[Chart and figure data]
>>>>

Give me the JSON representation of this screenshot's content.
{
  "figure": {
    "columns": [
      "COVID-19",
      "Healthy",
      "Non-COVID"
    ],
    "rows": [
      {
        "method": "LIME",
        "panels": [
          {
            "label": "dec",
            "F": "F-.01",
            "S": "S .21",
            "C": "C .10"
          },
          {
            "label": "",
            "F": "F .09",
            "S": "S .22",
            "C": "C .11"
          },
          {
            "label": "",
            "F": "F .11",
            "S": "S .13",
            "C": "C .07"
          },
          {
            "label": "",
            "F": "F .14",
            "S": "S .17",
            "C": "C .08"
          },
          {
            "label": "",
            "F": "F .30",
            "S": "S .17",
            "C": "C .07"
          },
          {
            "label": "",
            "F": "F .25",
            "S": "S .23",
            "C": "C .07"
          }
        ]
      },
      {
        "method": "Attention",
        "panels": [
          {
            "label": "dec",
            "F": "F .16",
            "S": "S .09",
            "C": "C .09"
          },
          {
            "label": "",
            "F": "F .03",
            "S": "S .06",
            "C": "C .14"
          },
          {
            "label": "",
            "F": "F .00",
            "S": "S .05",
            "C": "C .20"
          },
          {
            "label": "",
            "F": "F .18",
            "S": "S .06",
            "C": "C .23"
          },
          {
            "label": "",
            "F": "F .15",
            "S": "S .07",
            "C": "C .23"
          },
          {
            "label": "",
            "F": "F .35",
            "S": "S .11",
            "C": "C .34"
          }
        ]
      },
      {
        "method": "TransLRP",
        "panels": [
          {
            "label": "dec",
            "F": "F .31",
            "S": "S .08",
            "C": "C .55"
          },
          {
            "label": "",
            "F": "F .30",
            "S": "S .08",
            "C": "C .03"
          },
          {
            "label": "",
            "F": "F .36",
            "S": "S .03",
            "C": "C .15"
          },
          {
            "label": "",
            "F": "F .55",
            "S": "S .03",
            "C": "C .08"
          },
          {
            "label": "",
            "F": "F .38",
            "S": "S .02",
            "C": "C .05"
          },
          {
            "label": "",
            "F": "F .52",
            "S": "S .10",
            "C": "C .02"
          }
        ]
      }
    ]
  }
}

<<<<

> Problem statement: Print the whole listing exactly as it is.

> Final result:
Give me the JSON representation of this screenshot's content.
{
  "figure": {
    "columns": [
      "COVID-19",
      "Healthy",
      "Non-COVID"
    ],
    "rows": [
      {
        "method": "LIME",
        "panels": [
          {
            "label": "dec",
            "F": "F-.01",
            "S": "S .21",
            "C": "C .10"
          },
          {
            "label": "",
            "F": "F .09",
            "S": "S .22",
            "C": "C .11"
          },
          {
            "label": "",
            "F": "F .11",
            "S": "S .13",
            "C": "C .07"
          },
          {
            "label": "",
            "F": "F .14",
            "S": "S .17",
            "C": "C .08"
          },
          {
            "label": "",
            "F": "F .30",
            "S": "S .17",
            "C": "C .07"
          },
          {
            "label": "",
            "F": "F .25",
            "S": "S .23",
            "C": "C .07"
          }
        ]
      },
      {
        "method": "Attention",
        "panels": [
          {
            "label": "dec",
            "F": "F .16",
            "S": "S .09",
            "C": "C .09"
          },
          {
            "label": "",
            "F": "F .03",
            "S": "S .06",
            "C": "C .14"
          },
          {
            "label": "",
            "F": "F .00",
            "S": "S .05",
            "C": "C .20"
          },
          {
            "label": "",
            "F": "F .18",
            "S": "S .06",
            "C": "C .23"
          },
          {
            "label": "",
            "F": "F .15",
            "S": "S .07",
            "C": "C .23"
          },
          {
            "label": "",
            "F": "F .35",
            "S": "S .11",
            "C": "C .34"
          }
        ]
      },
      {
        "method": "TransLRP",
        "panels": [
          {
            "label": "dec",
            "F": "F .31",
            "S": "S .08",
            "C": "C .55"
          },
          {
            "label": "",
            "F": "F .30",
            "S": "S .08",
            "C": "C .03"
          },
          {
            "label": "",
            "F": "F .36",
            "S": "S .03",
            "C": "C .15"
          },
          {
            "label": "",
            "F": "F .55",
            "S": "S .03",
            "C": "C .08"
          },
          {
            "label": "",
            "F": "F .38",
            "S": "S .02",
            "C": "C .05"
          },
          {
            "label": "",
            "F": "F .52",
            "S": "S .10",
            "C": "C .02"
          }
        ]
      }
    ]
  }
}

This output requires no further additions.